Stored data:
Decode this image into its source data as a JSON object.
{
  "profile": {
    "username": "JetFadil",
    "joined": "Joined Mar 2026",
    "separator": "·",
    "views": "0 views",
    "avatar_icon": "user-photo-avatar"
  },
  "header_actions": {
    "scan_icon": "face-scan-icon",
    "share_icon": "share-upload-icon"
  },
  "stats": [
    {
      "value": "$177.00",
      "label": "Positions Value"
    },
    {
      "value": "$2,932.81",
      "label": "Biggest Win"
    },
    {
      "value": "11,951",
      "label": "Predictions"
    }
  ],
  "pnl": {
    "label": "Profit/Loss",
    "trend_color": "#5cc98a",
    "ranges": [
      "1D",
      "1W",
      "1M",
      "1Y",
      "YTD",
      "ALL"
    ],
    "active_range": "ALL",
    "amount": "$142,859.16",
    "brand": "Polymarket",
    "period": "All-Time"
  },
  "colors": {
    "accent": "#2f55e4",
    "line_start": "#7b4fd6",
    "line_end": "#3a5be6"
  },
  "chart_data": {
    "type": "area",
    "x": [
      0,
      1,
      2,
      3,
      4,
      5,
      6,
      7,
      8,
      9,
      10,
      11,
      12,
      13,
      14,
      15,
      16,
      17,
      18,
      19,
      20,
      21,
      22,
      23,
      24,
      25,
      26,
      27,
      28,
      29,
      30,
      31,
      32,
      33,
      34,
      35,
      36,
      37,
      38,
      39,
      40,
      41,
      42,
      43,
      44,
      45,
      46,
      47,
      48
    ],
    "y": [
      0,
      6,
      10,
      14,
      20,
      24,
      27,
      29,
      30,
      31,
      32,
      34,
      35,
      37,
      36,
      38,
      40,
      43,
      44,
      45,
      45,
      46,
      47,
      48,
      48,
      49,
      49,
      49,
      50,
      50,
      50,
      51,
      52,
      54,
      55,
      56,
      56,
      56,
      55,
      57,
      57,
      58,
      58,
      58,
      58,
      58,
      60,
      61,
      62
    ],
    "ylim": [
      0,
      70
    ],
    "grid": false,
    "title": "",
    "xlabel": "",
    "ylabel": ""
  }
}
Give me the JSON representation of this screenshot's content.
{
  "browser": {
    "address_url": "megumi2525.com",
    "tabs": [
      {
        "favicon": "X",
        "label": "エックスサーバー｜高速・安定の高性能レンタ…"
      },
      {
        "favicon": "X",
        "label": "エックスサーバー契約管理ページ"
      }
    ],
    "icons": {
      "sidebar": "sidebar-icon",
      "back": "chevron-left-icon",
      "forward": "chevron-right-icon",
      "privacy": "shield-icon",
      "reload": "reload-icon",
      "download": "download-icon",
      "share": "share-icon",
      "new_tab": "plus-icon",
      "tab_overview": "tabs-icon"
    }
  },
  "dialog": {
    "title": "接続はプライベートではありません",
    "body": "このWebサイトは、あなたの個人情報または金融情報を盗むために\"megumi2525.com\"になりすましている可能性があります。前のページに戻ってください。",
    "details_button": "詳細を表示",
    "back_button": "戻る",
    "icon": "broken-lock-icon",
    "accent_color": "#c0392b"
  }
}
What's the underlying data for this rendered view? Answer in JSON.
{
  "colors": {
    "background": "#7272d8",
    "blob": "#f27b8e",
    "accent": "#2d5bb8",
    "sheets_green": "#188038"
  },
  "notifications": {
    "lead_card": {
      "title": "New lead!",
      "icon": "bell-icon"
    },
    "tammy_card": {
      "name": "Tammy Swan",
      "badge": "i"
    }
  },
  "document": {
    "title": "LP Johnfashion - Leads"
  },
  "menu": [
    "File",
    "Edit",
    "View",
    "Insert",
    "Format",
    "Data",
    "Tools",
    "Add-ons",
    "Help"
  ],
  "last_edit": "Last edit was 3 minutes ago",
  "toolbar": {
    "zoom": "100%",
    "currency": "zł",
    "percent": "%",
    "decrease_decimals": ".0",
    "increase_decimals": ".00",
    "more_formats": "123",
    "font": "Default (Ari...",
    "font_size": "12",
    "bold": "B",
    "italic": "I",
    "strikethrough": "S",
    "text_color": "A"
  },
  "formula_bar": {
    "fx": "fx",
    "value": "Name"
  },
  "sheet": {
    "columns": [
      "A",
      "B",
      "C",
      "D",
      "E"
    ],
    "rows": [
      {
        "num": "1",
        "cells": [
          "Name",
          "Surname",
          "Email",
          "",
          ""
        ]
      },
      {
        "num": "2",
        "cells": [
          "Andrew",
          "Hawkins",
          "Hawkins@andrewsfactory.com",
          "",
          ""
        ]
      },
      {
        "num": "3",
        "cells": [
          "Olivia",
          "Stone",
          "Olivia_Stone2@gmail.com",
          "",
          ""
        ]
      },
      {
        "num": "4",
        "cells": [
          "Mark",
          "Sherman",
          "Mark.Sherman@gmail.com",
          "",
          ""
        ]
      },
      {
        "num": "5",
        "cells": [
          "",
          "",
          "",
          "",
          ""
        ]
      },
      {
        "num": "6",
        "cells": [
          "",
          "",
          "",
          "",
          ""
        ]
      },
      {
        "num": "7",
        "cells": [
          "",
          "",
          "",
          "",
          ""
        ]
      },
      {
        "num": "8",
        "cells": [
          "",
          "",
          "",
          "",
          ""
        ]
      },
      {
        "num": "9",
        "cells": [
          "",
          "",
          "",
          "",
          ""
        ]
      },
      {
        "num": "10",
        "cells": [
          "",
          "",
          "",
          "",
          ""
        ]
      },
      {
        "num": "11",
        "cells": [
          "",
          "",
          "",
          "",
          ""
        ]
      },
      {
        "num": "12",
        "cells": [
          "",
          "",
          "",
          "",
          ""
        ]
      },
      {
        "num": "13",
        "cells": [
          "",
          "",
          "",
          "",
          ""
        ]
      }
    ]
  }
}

- EXERCISE TASK
Extract the full listing above without altering anything.

- TASK RESPONSE
Decode this image into its source data as a JSON object.
{
  "profile": {
    "username": "JetFadil",
    "joined": "Joined Mar 2026",
    "separator": "·",
    "views": "0 views",
    "avatar_icon": "user-photo-avatar"
  },
  "header_actions": {
    "scan_icon": "face-scan-icon",
    "share_icon": "share-upload-icon"
  },
  "stats": [
    {
      "value": "$177.00",
      "label": "Positions Value"
    },
    {
      "value": "$2,932.81",
      "label": "Biggest Win"
    },
    {
      "value": "11,951",
      "label": "Predictions"
    }
  ],
  "pnl": {
    "label": "Profit/Loss",
    "trend_color": "#5cc98a",
    "ranges": [
      "1D",
      "1W",
      "1M",
      "1Y",
      "YTD",
      "ALL"
    ],
    "active_range": "ALL",
    "amount": "$142,859.16",
    "brand": "Polymarket",
    "period": "All-Time"
  },
  "colors": {
    "accent": "#2f55e4",
    "line_start": "#7b4fd6",
    "line_end": "#3a5be6"
  },
  "chart_data": {
    "type": "area",
    "x": [
      0,
      1,
      2,
      3,
      4,
      5,
      6,
      7,
      8,
      9,
      10,
      11,
      12,
      13,
      14,
      15,
      16,
      17,
      18,
      19,
      20,
      21,
      22,
      23,
      24,
      25,
      26,
      27,
      28,
      29,
      30,
      31,
      32,
      33,
      34,
      35,
      36,
      37,
      38,
      39,
      40,
      41,
      42,
      43,
      44,
      45,
      46,
      47,
      48
    ],
    "y": [
      0,
      6,
      10,
      14,
      20,
      24,
      27,
      29,
      30,
      31,
      32,
      34,
      35,
      37,
      36,
      38,
      40,
      43,
      44,
      45,
      45,
      46,
      47,
      48,
      48,
      49,
      49,
      49,
      50,
      50,
      50,
      51,
      52,
      54,
      55,
      56,
      56,
      56,
      55,
      57,
      57,
      58,
      58,
      58,
      58,
      58,
      60,
      61,
      62
    ],
    "ylim": [
      0,
      70
    ],
    "grid": false,
    "title": "",
    "xlabel": "",
    "ylabel": ""
  }
}
Give me the JSON representation of this screenshot's content.
{
  "browser": {
    "address_url": "megumi2525.com",
    "tabs": [
      {
        "favicon": "X",
        "label": "エックスサーバー｜高速・安定の高性能レンタ…"
      },
      {
        "favicon": "X",
        "label": "エックスサーバー契約管理ページ"
      }
    ],
    "icons": {
      "sidebar": "sidebar-icon",
      "back": "chevron-left-icon",
      "forward": "chevron-right-icon",
      "privacy": "shield-icon",
      "reload": "reload-icon",
      "download": "download-icon",
      "share": "share-icon",
      "new_tab": "plus-icon",
      "tab_overview": "tabs-icon"
    }
  },
  "dialog": {
    "title": "接続はプライベートではありません",
    "body": "このWebサイトは、あなたの個人情報または金融情報を盗むために\"megumi2525.com\"になりすましている可能性があります。前のページに戻ってください。",
    "details_button": "詳細を表示",
    "back_button": "戻る",
    "icon": "broken-lock-icon",
    "accent_color": "#c0392b"
  }
}
What's the underlying data for this rendered view? Answer in JSON.
{
  "colors": {
    "background": "#7272d8",
    "blob": "#f27b8e",
    "accent": "#2d5bb8",
    "sheets_green": "#188038"
  },
  "notifications": {
    "lead_card": {
      "title": "New lead!",
      "icon": "bell-icon"
    },
    "tammy_card": {
      "name": "Tammy Swan",
      "badge": "i"
    }
  },
  "document": {
    "title": "LP Johnfashion - Leads"
  },
  "menu": [
    "File",
    "Edit",
    "View",
    "Insert",
    "Format",
    "Data",
    "Tools",
    "Add-ons",
    "Help"
  ],
  "last_edit": "Last edit was 3 minutes ago",
  "toolbar": {
    "zoom": "100%",
    "currency": "zł",
    "percent": "%",
    "decrease_decimals": ".0",
    "increase_decimals": ".00",
    "more_formats": "123",
    "font": "Default (Ari...",
    "font_size": "12",
    "bold": "B",
    "italic": "I",
    "strikethrough": "S",
    "text_color": "A"
  },
  "formula_bar": {
    "fx": "fx",
    "value": "Name"
  },
  "sheet": {
    "columns": [
      "A",
      "B",
      "C",
      "D",
      "E"
    ],
    "rows": [
      {
        "num": "1",
        "cells": [
          "Name",
          "Surname",
          "Email",
          "",
          ""
        ]
      },
      {
        "num": "2",
        "cells": [
          "Andrew",
          "Hawkins",
          "Hawkins@andrewsfactory.com",
          "",
          ""
        ]
      },
      {
        "num": "3",
        "cells": [
          "Olivia",
          "Stone",
          "Olivia_Stone2@gmail.com",
          "",
          ""
        ]
      },
      {
        "num": "4",
        "cells": [
          "Mark",
          "Sherman",
          "Mark.Sherman@gmail.com",
          "",
          ""
        ]
      },
      {
        "num": "5",
        "cells": [
          "",
          "",
          "",
          "",
          ""
        ]
      },
      {
        "num": "6",
        "cells": [
          "",
          "",
          "",
          "",
          ""
        ]
      },
      {
        "num": "7",
        "cells": [
          "",
          "",
          "",
          "",
          ""
        ]
      },
      {
        "num": "8",
        "cells": [
          "",
          "",
          "",
          "",
          ""
        ]
      },
      {
        "num": "9",
        "cells": [
          "",
          "",
          "",
          "",
          ""
        ]
      },
      {
        "num": "10",
        "cells": [
          "",
          "",
          "",
          "",
          ""
        ]
      },
      {
        "num": "11",
        "cells": [
          "",
          "",
          "",
          "",
          ""
        ]
      },
      {
        "num": "12",
        "cells": [
          "",
          "",
          "",
          "",
          ""
        ]
      },
      {
        "num": "13",
        "cells": [
          "",
          "",
          "",
          "",
          ""
        ]
      }
    ]
  }
}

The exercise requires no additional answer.